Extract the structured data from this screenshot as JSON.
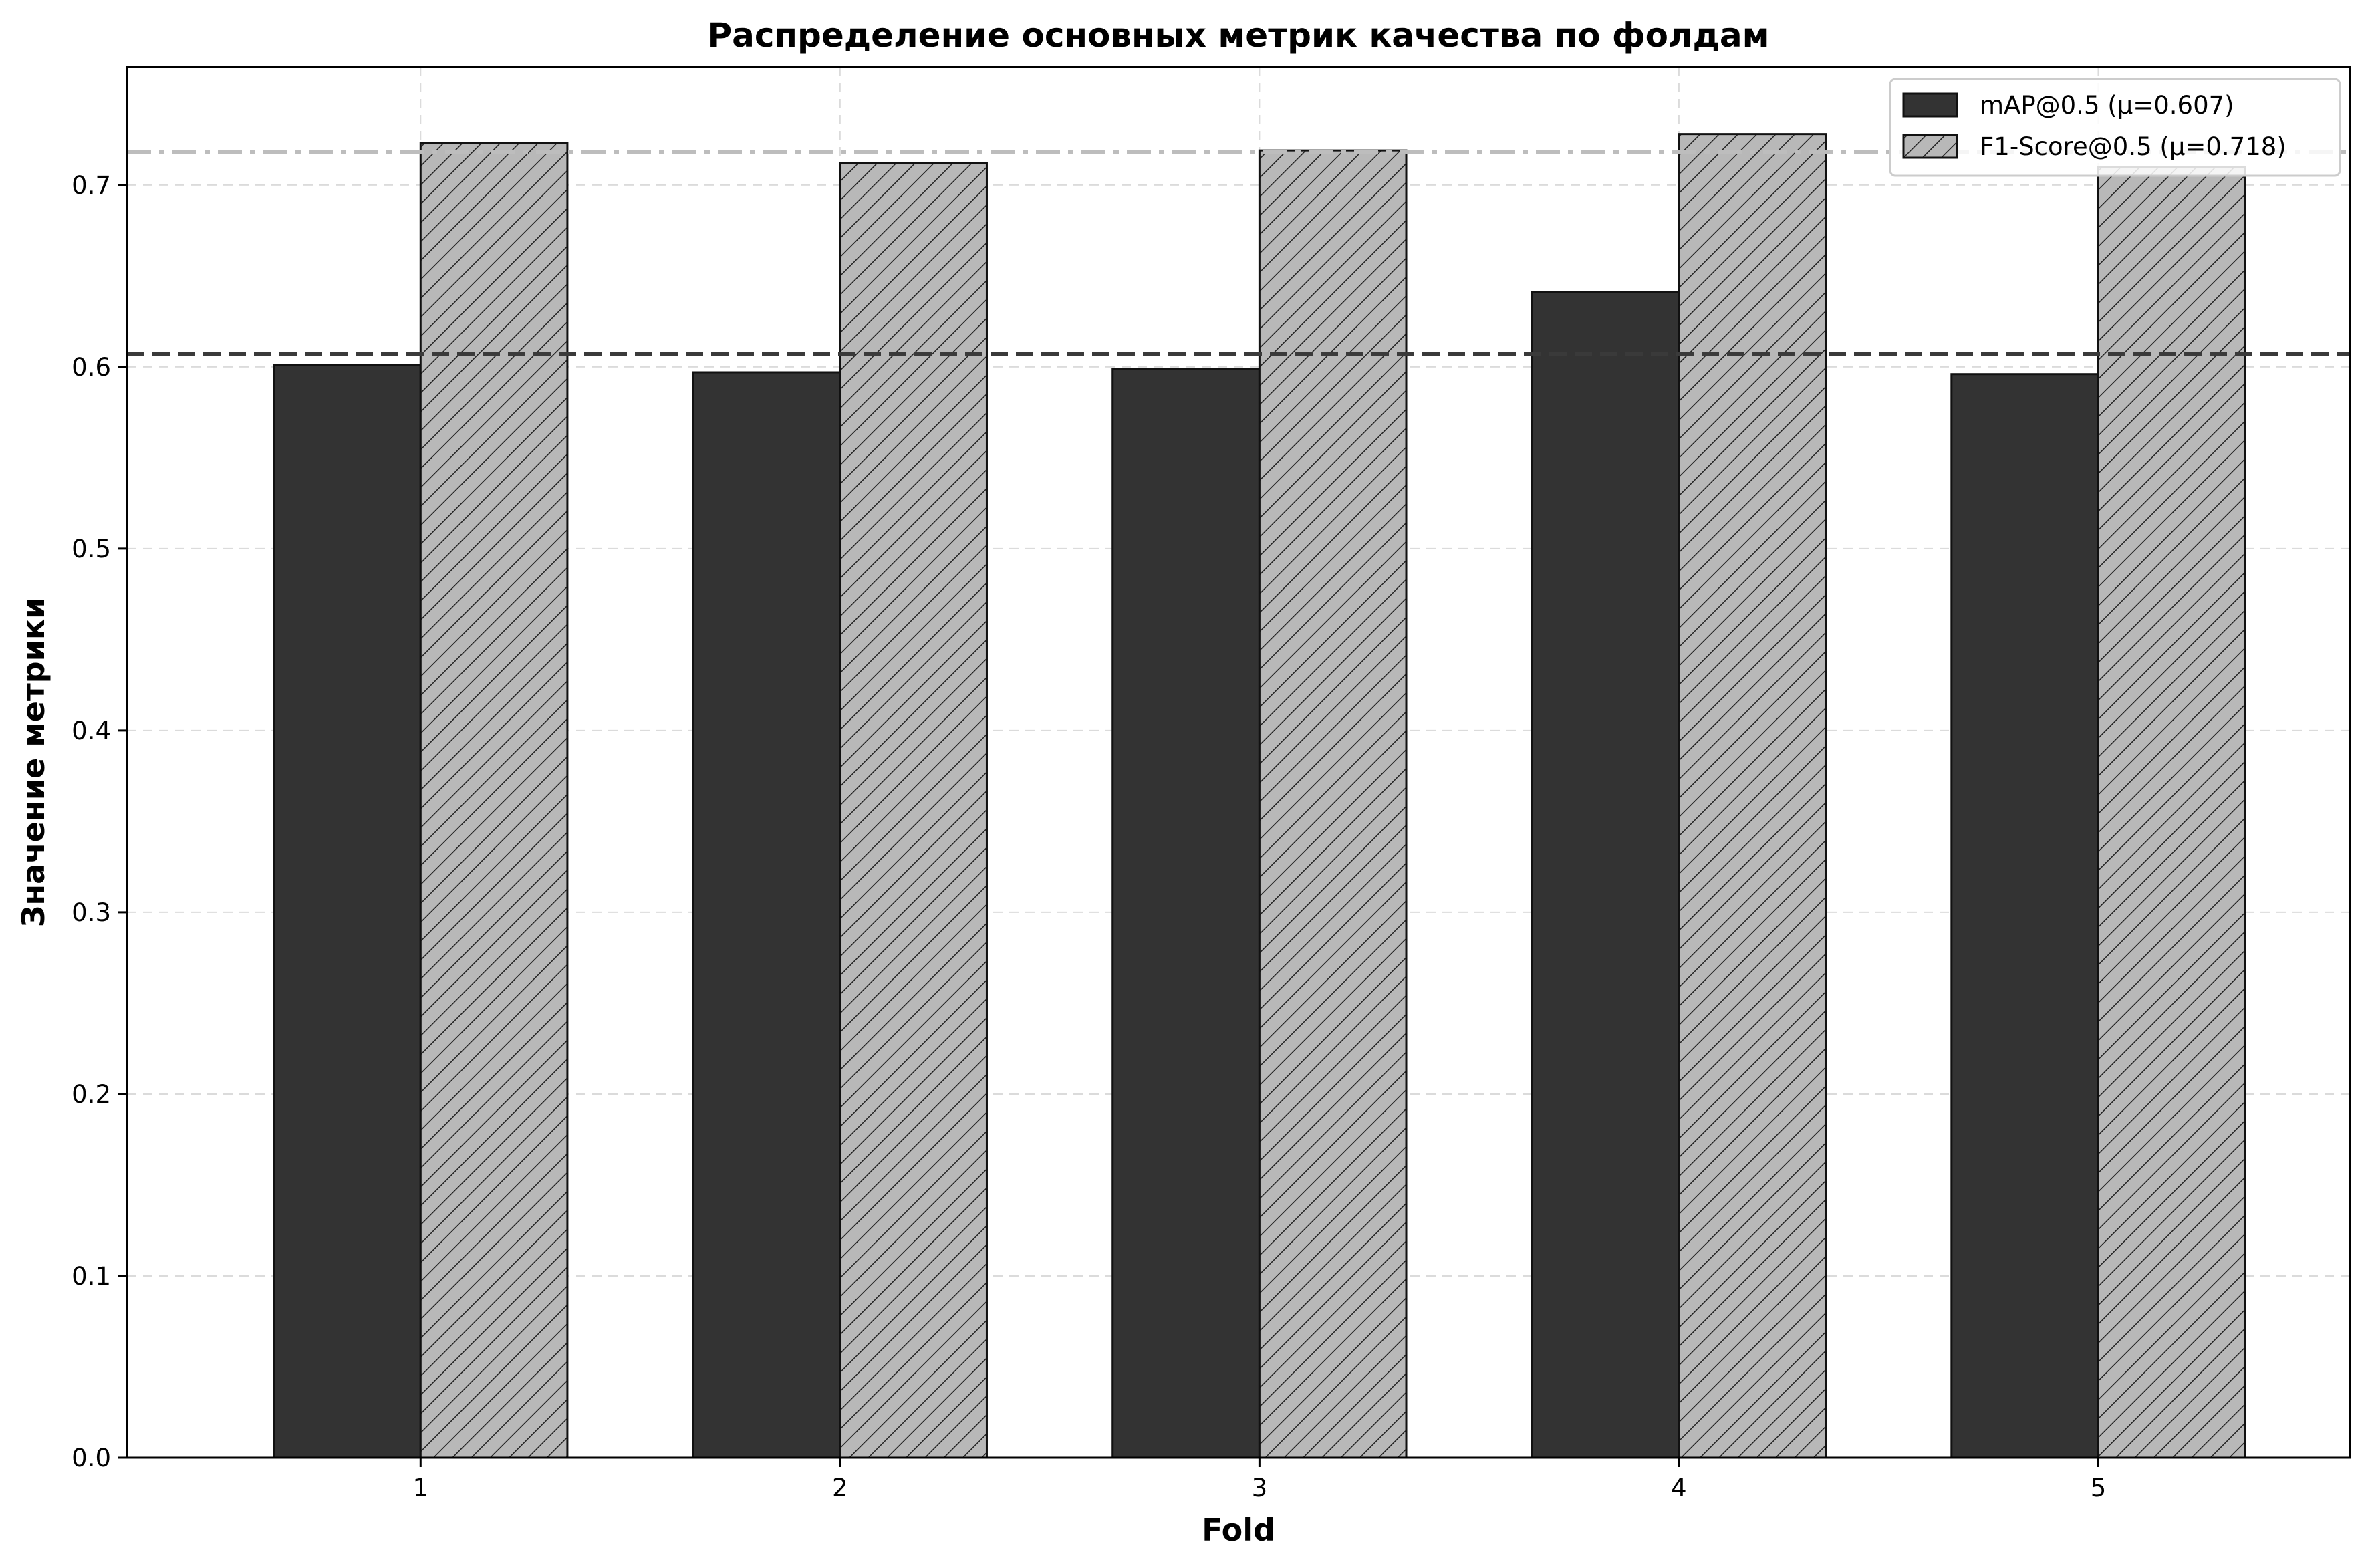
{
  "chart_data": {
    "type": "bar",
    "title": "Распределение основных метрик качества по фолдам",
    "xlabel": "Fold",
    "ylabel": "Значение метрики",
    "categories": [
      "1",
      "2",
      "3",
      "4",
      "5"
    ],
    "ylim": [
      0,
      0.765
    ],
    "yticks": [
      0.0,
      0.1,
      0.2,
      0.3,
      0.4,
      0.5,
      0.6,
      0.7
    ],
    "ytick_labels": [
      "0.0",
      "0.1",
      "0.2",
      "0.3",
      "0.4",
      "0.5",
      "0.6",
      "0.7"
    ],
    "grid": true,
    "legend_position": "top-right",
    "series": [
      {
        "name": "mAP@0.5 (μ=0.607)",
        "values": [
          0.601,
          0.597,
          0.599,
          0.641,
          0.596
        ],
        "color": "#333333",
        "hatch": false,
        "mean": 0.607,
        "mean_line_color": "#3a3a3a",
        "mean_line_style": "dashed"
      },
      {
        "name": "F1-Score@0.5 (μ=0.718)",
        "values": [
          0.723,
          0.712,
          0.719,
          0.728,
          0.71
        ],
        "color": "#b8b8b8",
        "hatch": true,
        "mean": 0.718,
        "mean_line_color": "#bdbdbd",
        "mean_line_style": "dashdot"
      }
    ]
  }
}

================

EXERCISE DESCRIPTION
Repeat all of the entries word for word, but omit the pictures.

RESULT BELOW
Extract the structured data from this screenshot as JSON.
{
  "chart_data": {
    "type": "bar",
    "title": "Распределение основных метрик качества по фолдам",
    "xlabel": "Fold",
    "ylabel": "Значение метрики",
    "categories": [
      "1",
      "2",
      "3",
      "4",
      "5"
    ],
    "ylim": [
      0,
      0.765
    ],
    "yticks": [
      0.0,
      0.1,
      0.2,
      0.3,
      0.4,
      0.5,
      0.6,
      0.7
    ],
    "ytick_labels": [
      "0.0",
      "0.1",
      "0.2",
      "0.3",
      "0.4",
      "0.5",
      "0.6",
      "0.7"
    ],
    "grid": true,
    "legend_position": "top-right",
    "series": [
      {
        "name": "mAP@0.5 (μ=0.607)",
        "values": [
          0.601,
          0.597,
          0.599,
          0.641,
          0.596
        ],
        "color": "#333333",
        "hatch": false,
        "mean": 0.607,
        "mean_line_color": "#3a3a3a",
        "mean_line_style": "dashed"
      },
      {
        "name": "F1-Score@0.5 (μ=0.718)",
        "values": [
          0.723,
          0.712,
          0.719,
          0.728,
          0.71
        ],
        "color": "#b8b8b8",
        "hatch": true,
        "mean": 0.718,
        "mean_line_color": "#bdbdbd",
        "mean_line_style": "dashdot"
      }
    ]
  }
}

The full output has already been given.